- DATA RECORDS:
—————

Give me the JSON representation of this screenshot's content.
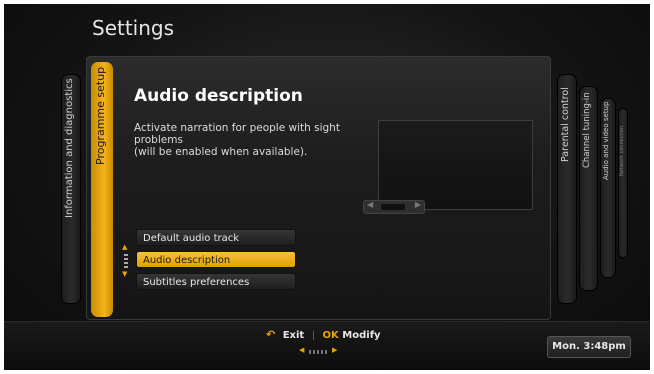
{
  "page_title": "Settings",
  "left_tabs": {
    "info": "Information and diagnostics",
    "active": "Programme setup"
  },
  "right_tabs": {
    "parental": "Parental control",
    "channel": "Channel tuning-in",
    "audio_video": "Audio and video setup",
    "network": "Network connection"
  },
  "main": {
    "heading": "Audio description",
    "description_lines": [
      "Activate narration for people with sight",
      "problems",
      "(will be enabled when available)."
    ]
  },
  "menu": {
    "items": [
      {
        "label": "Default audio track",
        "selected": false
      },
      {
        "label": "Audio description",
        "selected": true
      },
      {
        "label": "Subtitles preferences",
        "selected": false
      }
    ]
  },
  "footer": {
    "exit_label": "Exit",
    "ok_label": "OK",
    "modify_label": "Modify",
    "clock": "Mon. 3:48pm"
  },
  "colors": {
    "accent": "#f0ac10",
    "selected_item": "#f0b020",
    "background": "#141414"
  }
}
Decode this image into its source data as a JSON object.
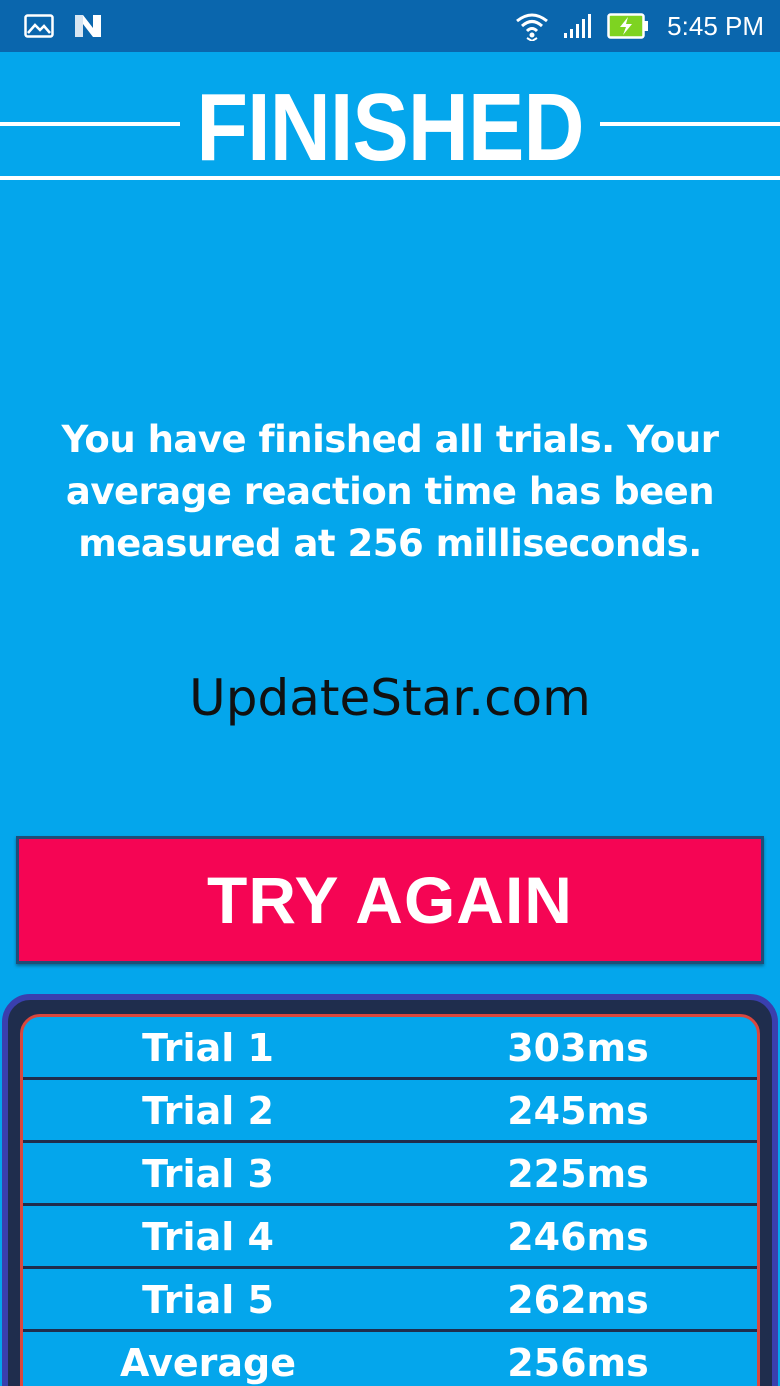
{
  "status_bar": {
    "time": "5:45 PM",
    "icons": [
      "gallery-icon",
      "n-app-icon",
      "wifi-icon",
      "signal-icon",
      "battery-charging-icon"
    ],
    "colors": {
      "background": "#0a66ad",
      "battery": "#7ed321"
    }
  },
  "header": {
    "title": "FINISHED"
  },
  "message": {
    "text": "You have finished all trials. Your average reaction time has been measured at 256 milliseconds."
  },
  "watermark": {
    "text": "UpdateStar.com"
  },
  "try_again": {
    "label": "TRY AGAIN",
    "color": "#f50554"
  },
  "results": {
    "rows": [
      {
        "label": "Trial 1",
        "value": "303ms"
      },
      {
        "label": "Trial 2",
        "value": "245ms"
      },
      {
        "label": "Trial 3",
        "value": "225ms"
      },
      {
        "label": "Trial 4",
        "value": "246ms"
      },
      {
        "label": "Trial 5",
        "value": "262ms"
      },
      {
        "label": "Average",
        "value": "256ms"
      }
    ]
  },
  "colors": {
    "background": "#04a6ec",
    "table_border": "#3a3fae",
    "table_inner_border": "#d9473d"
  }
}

—————

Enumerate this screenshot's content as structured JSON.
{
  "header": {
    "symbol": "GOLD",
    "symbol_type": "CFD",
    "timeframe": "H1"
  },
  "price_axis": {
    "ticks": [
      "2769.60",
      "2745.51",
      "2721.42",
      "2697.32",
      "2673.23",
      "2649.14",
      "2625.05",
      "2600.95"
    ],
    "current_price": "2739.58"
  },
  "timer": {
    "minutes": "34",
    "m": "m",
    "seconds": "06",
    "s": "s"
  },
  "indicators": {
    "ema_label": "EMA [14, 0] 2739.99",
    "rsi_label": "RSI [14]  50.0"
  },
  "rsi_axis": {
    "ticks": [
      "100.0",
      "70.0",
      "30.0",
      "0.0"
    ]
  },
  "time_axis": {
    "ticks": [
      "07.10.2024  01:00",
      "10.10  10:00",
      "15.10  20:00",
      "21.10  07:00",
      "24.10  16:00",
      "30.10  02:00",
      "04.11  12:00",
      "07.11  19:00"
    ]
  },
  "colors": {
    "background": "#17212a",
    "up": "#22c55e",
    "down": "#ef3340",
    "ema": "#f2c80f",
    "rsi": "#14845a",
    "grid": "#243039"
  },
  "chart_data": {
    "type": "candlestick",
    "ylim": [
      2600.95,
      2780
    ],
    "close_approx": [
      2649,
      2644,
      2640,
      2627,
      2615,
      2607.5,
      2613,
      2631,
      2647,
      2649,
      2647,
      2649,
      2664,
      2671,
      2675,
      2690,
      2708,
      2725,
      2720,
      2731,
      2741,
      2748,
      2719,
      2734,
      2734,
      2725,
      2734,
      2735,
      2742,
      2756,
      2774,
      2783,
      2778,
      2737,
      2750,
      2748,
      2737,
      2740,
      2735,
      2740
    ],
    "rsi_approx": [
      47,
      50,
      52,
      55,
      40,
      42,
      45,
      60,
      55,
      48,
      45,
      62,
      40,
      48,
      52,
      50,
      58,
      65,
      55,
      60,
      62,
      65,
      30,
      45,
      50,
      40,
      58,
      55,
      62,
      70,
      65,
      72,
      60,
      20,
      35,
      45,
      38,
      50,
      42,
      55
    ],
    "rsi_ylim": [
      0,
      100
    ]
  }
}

—————

- WHAT IS EXPECTED:
Go through the data above and find the lines with the word "screenshot". Copy each of those lines.

- RESULT:
Give me the JSON representation of this screenshot's content.
Enumerate this screenshot's content as structured JSON.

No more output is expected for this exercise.